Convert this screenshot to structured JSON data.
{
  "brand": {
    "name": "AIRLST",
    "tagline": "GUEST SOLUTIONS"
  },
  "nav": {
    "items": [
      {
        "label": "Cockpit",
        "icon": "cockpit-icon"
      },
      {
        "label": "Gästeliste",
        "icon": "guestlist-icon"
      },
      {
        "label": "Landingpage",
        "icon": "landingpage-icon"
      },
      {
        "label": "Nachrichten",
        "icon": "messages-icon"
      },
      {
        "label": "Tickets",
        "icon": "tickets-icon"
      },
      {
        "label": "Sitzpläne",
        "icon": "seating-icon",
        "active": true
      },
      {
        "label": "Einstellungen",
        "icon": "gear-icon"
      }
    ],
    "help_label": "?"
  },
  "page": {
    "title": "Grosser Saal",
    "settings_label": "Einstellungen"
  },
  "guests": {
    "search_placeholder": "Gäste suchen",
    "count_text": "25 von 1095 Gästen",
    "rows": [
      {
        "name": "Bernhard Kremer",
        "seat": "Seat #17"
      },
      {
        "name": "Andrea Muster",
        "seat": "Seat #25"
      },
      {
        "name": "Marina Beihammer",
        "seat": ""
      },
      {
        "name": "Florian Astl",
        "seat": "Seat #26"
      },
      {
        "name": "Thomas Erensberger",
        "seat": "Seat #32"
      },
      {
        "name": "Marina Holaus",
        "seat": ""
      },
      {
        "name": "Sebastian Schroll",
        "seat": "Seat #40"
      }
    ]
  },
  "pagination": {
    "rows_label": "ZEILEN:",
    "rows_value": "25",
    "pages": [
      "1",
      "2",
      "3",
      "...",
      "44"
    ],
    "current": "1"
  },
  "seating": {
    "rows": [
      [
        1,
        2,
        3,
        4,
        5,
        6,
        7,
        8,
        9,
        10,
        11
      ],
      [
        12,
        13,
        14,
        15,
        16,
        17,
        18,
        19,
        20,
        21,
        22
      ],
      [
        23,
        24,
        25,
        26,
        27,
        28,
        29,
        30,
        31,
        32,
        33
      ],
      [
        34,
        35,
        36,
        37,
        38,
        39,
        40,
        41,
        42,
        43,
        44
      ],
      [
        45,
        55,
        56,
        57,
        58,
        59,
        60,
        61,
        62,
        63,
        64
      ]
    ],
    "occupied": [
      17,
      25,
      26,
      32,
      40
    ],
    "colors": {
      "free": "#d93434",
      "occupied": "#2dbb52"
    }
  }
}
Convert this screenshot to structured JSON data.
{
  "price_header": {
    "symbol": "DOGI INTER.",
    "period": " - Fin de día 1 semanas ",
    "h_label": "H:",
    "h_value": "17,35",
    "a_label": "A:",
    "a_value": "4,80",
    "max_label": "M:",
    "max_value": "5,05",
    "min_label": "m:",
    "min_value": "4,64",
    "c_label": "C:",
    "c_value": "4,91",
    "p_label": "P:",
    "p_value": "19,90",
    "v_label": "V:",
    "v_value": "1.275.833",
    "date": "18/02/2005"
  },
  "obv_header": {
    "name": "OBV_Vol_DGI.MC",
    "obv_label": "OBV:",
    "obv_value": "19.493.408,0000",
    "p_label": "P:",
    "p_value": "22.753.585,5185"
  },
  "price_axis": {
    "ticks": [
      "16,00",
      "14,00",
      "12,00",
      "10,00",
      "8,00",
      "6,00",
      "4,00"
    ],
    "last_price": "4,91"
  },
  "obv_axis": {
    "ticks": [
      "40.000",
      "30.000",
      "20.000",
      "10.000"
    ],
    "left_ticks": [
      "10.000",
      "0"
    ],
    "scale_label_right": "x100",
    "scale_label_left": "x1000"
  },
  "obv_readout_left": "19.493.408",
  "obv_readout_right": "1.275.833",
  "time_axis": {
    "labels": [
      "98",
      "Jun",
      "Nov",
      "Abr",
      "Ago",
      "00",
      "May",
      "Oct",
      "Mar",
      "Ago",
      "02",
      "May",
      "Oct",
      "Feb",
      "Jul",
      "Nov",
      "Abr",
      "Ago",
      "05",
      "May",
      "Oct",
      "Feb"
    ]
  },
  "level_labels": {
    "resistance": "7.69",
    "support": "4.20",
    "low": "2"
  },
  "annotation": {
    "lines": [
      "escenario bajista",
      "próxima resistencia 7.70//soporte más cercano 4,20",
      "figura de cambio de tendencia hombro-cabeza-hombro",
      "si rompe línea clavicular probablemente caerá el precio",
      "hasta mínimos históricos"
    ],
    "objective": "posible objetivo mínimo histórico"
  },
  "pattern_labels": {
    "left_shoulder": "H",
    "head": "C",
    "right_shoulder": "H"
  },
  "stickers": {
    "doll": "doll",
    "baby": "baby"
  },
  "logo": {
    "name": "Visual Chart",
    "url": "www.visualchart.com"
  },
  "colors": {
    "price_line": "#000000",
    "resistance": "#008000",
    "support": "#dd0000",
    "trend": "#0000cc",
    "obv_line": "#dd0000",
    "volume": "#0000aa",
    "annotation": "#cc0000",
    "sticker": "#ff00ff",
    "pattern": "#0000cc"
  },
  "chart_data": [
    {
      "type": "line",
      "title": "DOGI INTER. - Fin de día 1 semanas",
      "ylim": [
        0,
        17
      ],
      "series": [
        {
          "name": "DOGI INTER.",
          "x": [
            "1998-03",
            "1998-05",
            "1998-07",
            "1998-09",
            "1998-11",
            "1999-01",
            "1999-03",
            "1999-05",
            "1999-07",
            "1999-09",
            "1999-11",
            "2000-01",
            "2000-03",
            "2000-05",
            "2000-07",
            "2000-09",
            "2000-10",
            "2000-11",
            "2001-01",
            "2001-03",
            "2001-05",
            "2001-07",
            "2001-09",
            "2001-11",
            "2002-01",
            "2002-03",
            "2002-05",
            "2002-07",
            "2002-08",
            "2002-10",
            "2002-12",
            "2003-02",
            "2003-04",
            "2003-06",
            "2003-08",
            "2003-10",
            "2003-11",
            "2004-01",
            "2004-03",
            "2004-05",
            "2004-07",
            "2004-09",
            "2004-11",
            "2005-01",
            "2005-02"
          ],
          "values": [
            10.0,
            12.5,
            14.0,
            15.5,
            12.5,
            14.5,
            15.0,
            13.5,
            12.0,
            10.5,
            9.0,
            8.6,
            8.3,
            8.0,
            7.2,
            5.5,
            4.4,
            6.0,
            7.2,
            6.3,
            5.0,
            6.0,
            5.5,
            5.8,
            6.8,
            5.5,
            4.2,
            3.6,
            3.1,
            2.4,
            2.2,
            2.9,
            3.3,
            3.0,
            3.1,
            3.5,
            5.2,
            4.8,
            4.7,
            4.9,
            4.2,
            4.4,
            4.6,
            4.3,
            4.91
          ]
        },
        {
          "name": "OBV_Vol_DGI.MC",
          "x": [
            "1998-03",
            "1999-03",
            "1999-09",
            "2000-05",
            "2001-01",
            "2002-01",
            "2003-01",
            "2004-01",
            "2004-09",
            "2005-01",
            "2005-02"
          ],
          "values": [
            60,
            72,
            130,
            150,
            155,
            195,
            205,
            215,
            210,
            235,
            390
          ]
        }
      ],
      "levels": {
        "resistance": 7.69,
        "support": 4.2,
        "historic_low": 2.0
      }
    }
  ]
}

..........

Exercise prompt. Give the count of lines containing "resistance", with no added text.

Task response. 3